## Set problem
Every line of the records below should be restated exactly.

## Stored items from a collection
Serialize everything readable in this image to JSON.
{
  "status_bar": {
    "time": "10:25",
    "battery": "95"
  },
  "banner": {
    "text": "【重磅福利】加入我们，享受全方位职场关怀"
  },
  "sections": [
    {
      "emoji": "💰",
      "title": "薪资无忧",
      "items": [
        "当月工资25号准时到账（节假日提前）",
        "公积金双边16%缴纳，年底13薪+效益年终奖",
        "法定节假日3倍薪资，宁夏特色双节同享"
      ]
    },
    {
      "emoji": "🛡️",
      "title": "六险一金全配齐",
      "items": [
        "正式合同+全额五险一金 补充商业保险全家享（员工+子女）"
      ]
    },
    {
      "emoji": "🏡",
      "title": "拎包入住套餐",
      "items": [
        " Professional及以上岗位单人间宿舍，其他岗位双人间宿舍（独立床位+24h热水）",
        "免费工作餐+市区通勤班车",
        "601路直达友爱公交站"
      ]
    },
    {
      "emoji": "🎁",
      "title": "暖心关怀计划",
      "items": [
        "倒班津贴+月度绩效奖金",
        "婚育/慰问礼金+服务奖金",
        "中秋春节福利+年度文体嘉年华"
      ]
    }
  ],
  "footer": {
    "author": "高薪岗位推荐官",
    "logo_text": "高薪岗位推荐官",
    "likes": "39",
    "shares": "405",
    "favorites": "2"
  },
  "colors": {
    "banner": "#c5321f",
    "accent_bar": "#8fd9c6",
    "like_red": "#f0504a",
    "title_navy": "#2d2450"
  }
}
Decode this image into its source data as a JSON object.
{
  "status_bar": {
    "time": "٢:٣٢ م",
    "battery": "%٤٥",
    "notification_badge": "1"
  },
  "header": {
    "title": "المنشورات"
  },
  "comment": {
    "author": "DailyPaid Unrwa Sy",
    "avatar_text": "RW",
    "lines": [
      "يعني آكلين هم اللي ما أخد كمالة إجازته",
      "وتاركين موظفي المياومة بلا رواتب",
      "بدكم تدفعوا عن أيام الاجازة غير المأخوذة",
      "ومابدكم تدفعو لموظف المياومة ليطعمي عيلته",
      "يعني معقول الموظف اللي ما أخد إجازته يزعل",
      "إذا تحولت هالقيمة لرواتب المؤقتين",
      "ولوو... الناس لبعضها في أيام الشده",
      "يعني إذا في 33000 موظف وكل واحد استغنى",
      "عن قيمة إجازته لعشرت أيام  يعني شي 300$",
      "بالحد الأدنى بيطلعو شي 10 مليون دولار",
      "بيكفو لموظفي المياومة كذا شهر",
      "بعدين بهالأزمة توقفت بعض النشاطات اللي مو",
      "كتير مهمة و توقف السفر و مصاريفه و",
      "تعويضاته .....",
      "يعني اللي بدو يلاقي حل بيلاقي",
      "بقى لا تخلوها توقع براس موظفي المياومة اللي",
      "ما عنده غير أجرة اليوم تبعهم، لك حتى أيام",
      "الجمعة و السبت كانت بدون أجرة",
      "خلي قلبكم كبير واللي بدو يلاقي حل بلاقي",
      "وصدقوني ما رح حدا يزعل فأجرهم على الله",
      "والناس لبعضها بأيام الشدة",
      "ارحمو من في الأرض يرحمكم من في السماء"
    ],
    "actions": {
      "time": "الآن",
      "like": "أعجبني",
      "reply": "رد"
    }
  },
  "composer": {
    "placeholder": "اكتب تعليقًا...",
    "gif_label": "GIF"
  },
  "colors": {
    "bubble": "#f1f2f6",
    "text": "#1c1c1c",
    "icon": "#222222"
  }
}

## Task solution
Serialize everything readable in this image to JSON.
{
  "status_bar": {
    "time": "10:25",
    "battery": "95"
  },
  "banner": {
    "text": "【重磅福利】加入我们，享受全方位职场关怀"
  },
  "sections": [
    {
      "emoji": "💰",
      "title": "薪资无忧",
      "items": [
        "当月工资25号准时到账（节假日提前）",
        "公积金双边16%缴纳，年底13薪+效益年终奖",
        "法定节假日3倍薪资，宁夏特色双节同享"
      ]
    },
    {
      "emoji": "🛡️",
      "title": "六险一金全配齐",
      "items": [
        "正式合同+全额五险一金 补充商业保险全家享（员工+子女）"
      ]
    },
    {
      "emoji": "🏡",
      "title": "拎包入住套餐",
      "items": [
        " Professional及以上岗位单人间宿舍，其他岗位双人间宿舍（独立床位+24h热水）",
        "免费工作餐+市区通勤班车",
        "601路直达友爱公交站"
      ]
    },
    {
      "emoji": "🎁",
      "title": "暖心关怀计划",
      "items": [
        "倒班津贴+月度绩效奖金",
        "婚育/慰问礼金+服务奖金",
        "中秋春节福利+年度文体嘉年华"
      ]
    }
  ],
  "footer": {
    "author": "高薪岗位推荐官",
    "logo_text": "高薪岗位推荐官",
    "likes": "39",
    "shares": "405",
    "favorites": "2"
  },
  "colors": {
    "banner": "#c5321f",
    "accent_bar": "#8fd9c6",
    "like_red": "#f0504a",
    "title_navy": "#2d2450"
  }
}
Decode this image into its source data as a JSON object.
{
  "status_bar": {
    "time": "٢:٣٢ م",
    "battery": "%٤٥",
    "notification_badge": "1"
  },
  "header": {
    "title": "المنشورات"
  },
  "comment": {
    "author": "DailyPaid Unrwa Sy",
    "avatar_text": "RW",
    "lines": [
      "يعني آكلين هم اللي ما أخد كمالة إجازته",
      "وتاركين موظفي المياومة بلا رواتب",
      "بدكم تدفعوا عن أيام الاجازة غير المأخوذة",
      "ومابدكم تدفعو لموظف المياومة ليطعمي عيلته",
      "يعني معقول الموظف اللي ما أخد إجازته يزعل",
      "إذا تحولت هالقيمة لرواتب المؤقتين",
      "ولوو... الناس لبعضها في أيام الشده",
      "يعني إذا في 33000 موظف وكل واحد استغنى",
      "عن قيمة إجازته لعشرت أيام  يعني شي 300$",
      "بالحد الأدنى بيطلعو شي 10 مليون دولار",
      "بيكفو لموظفي المياومة كذا شهر",
      "بعدين بهالأزمة توقفت بعض النشاطات اللي مو",
      "كتير مهمة و توقف السفر و مصاريفه و",
      "تعويضاته .....",
      "يعني اللي بدو يلاقي حل بيلاقي",
      "بقى لا تخلوها توقع براس موظفي المياومة اللي",
      "ما عنده غير أجرة اليوم تبعهم، لك حتى أيام",
      "الجمعة و السبت كانت بدون أجرة",
      "خلي قلبكم كبير واللي بدو يلاقي حل بلاقي",
      "وصدقوني ما رح حدا يزعل فأجرهم على الله",
      "والناس لبعضها بأيام الشدة",
      "ارحمو من في الأرض يرحمكم من في السماء"
    ],
    "actions": {
      "time": "الآن",
      "like": "أعجبني",
      "reply": "رد"
    }
  },
  "composer": {
    "placeholder": "اكتب تعليقًا...",
    "gif_label": "GIF"
  },
  "colors": {
    "bubble": "#f1f2f6",
    "text": "#1c1c1c",
    "icon": "#222222"
  }
}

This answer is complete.